═══ RECORDS FOR PROCESSING
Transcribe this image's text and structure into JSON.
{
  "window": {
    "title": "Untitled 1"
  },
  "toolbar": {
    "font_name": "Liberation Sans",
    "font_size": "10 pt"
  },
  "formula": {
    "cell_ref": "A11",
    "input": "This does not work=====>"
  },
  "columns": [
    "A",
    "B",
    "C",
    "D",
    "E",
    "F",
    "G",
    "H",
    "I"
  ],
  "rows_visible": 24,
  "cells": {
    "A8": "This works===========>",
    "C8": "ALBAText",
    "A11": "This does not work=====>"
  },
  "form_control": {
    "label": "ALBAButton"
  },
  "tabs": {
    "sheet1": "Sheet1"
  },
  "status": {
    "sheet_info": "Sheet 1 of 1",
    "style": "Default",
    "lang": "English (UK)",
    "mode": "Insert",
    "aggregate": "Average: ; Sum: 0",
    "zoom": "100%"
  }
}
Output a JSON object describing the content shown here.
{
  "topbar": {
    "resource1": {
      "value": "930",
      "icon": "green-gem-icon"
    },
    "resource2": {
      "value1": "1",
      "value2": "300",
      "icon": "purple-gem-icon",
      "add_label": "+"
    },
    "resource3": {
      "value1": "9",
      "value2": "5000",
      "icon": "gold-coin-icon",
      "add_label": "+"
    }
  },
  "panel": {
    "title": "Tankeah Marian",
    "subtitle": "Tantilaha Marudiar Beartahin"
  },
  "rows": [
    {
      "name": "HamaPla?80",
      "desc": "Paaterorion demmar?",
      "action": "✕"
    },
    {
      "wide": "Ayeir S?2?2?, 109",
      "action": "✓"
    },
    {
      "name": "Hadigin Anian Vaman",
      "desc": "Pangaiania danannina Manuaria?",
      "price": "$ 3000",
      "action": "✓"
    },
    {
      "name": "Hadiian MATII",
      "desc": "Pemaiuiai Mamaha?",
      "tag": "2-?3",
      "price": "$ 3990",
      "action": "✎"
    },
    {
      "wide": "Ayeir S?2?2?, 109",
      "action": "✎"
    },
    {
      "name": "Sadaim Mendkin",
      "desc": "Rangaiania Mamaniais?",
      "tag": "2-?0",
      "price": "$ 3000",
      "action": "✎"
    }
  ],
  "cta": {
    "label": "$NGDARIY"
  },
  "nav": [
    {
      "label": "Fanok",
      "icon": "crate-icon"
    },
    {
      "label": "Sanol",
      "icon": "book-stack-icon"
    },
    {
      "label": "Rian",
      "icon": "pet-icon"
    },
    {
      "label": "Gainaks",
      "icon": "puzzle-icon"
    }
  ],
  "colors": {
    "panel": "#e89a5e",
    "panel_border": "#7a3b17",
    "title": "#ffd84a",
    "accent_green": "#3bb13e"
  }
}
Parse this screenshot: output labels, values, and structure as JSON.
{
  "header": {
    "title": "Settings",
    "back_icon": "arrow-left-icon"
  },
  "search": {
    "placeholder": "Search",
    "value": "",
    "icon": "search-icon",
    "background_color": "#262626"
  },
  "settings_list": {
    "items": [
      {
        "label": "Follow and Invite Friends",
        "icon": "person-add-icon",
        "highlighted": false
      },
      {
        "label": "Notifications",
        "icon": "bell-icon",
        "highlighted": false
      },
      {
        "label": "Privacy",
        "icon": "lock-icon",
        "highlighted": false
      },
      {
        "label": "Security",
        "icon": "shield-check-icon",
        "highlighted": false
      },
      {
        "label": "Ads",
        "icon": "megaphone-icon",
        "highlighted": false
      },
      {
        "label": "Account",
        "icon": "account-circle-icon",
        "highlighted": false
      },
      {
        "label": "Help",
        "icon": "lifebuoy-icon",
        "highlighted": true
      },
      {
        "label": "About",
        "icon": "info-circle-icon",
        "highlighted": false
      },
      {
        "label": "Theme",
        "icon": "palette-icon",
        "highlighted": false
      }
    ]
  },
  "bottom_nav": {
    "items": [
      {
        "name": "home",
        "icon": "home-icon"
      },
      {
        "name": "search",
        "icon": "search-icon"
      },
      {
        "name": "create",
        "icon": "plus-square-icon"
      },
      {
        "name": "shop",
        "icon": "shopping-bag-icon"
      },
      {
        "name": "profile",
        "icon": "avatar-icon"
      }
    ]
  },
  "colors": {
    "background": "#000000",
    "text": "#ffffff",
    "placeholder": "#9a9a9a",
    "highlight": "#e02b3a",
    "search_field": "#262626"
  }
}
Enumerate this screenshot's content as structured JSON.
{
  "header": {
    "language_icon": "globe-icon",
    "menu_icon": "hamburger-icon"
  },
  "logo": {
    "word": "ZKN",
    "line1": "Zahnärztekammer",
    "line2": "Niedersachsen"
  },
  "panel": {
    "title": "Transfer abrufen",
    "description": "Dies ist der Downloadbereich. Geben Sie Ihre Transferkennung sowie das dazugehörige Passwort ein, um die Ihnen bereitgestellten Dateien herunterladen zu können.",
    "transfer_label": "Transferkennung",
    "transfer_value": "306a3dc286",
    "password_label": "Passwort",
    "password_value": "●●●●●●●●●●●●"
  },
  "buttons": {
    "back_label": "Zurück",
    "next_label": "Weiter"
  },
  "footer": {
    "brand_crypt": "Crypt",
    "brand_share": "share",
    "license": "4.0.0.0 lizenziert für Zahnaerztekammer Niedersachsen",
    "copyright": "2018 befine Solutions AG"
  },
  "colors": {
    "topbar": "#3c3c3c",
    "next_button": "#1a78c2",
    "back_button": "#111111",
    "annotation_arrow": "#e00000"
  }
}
══════
§ **PROMPT**
Print all of the data exactly as it was given.

§ **CORRECT OUTPUT**
Transcribe this image's text and structure into JSON.
{
  "window": {
    "title": "Untitled 1"
  },
  "toolbar": {
    "font_name": "Liberation Sans",
    "font_size": "10 pt"
  },
  "formula": {
    "cell_ref": "A11",
    "input": "This does not work=====>"
  },
  "columns": [
    "A",
    "B",
    "C",
    "D",
    "E",
    "F",
    "G",
    "H",
    "I"
  ],
  "rows_visible": 24,
  "cells": {
    "A8": "This works===========>",
    "C8": "ALBAText",
    "A11": "This does not work=====>"
  },
  "form_control": {
    "label": "ALBAButton"
  },
  "tabs": {
    "sheet1": "Sheet1"
  },
  "status": {
    "sheet_info": "Sheet 1 of 1",
    "style": "Default",
    "lang": "English (UK)",
    "mode": "Insert",
    "aggregate": "Average: ; Sum: 0",
    "zoom": "100%"
  }
}
Output a JSON object describing the content shown here.
{
  "topbar": {
    "resource1": {
      "value": "930",
      "icon": "green-gem-icon"
    },
    "resource2": {
      "value1": "1",
      "value2": "300",
      "icon": "purple-gem-icon",
      "add_label": "+"
    },
    "resource3": {
      "value1": "9",
      "value2": "5000",
      "icon": "gold-coin-icon",
      "add_label": "+"
    }
  },
  "panel": {
    "title": "Tankeah Marian",
    "subtitle": "Tantilaha Marudiar Beartahin"
  },
  "rows": [
    {
      "name": "HamaPla?80",
      "desc": "Paaterorion demmar?",
      "action": "✕"
    },
    {
      "wide": "Ayeir S?2?2?, 109",
      "action": "✓"
    },
    {
      "name": "Hadigin Anian Vaman",
      "desc": "Pangaiania danannina Manuaria?",
      "price": "$ 3000",
      "action": "✓"
    },
    {
      "name": "Hadiian MATII",
      "desc": "Pemaiuiai Mamaha?",
      "tag": "2-?3",
      "price": "$ 3990",
      "action": "✎"
    },
    {
      "wide": "Ayeir S?2?2?, 109",
      "action": "✎"
    },
    {
      "name": "Sadaim Mendkin",
      "desc": "Rangaiania Mamaniais?",
      "tag": "2-?0",
      "price": "$ 3000",
      "action": "✎"
    }
  ],
  "cta": {
    "label": "$NGDARIY"
  },
  "nav": [
    {
      "label": "Fanok",
      "icon": "crate-icon"
    },
    {
      "label": "Sanol",
      "icon": "book-stack-icon"
    },
    {
      "label": "Rian",
      "icon": "pet-icon"
    },
    {
      "label": "Gainaks",
      "icon": "puzzle-icon"
    }
  ],
  "colors": {
    "panel": "#e89a5e",
    "panel_border": "#7a3b17",
    "title": "#ffd84a",
    "accent_green": "#3bb13e"
  }
}
Parse this screenshot: output labels, values, and structure as JSON.
{
  "header": {
    "title": "Settings",
    "back_icon": "arrow-left-icon"
  },
  "search": {
    "placeholder": "Search",
    "value": "",
    "icon": "search-icon",
    "background_color": "#262626"
  },
  "settings_list": {
    "items": [
      {
        "label": "Follow and Invite Friends",
        "icon": "person-add-icon",
        "highlighted": false
      },
      {
        "label": "Notifications",
        "icon": "bell-icon",
        "highlighted": false
      },
      {
        "label": "Privacy",
        "icon": "lock-icon",
        "highlighted": false
      },
      {
        "label": "Security",
        "icon": "shield-check-icon",
        "highlighted": false
      },
      {
        "label": "Ads",
        "icon": "megaphone-icon",
        "highlighted": false
      },
      {
        "label": "Account",
        "icon": "account-circle-icon",
        "highlighted": false
      },
      {
        "label": "Help",
        "icon": "lifebuoy-icon",
        "highlighted": true
      },
      {
        "label": "About",
        "icon": "info-circle-icon",
        "highlighted": false
      },
      {
        "label": "Theme",
        "icon": "palette-icon",
        "highlighted": false
      }
    ]
  },
  "bottom_nav": {
    "items": [
      {
        "name": "home",
        "icon": "home-icon"
      },
      {
        "name": "search",
        "icon": "search-icon"
      },
      {
        "name": "create",
        "icon": "plus-square-icon"
      },
      {
        "name": "shop",
        "icon": "shopping-bag-icon"
      },
      {
        "name": "profile",
        "icon": "avatar-icon"
      }
    ]
  },
  "colors": {
    "background": "#000000",
    "text": "#ffffff",
    "placeholder": "#9a9a9a",
    "highlight": "#e02b3a",
    "search_field": "#262626"
  }
}
Enumerate this screenshot's content as structured JSON.
{
  "header": {
    "language_icon": "globe-icon",
    "menu_icon": "hamburger-icon"
  },
  "logo": {
    "word": "ZKN",
    "line1": "Zahnärztekammer",
    "line2": "Niedersachsen"
  },
  "panel": {
    "title": "Transfer abrufen",
    "description": "Dies ist der Downloadbereich. Geben Sie Ihre Transferkennung sowie das dazugehörige Passwort ein, um die Ihnen bereitgestellten Dateien herunterladen zu können.",
    "transfer_label": "Transferkennung",
    "transfer_value": "306a3dc286",
    "password_label": "Passwort",
    "password_value": "●●●●●●●●●●●●"
  },
  "buttons": {
    "back_label": "Zurück",
    "next_label": "Weiter"
  },
  "footer": {
    "brand_crypt": "Crypt",
    "brand_share": "share",
    "license": "4.0.0.0 lizenziert für Zahnaerztekammer Niedersachsen",
    "copyright": "2018 befine Solutions AG"
  },
  "colors": {
    "topbar": "#3c3c3c",
    "next_button": "#1a78c2",
    "back_button": "#111111",
    "annotation_arrow": "#e00000"
  }
}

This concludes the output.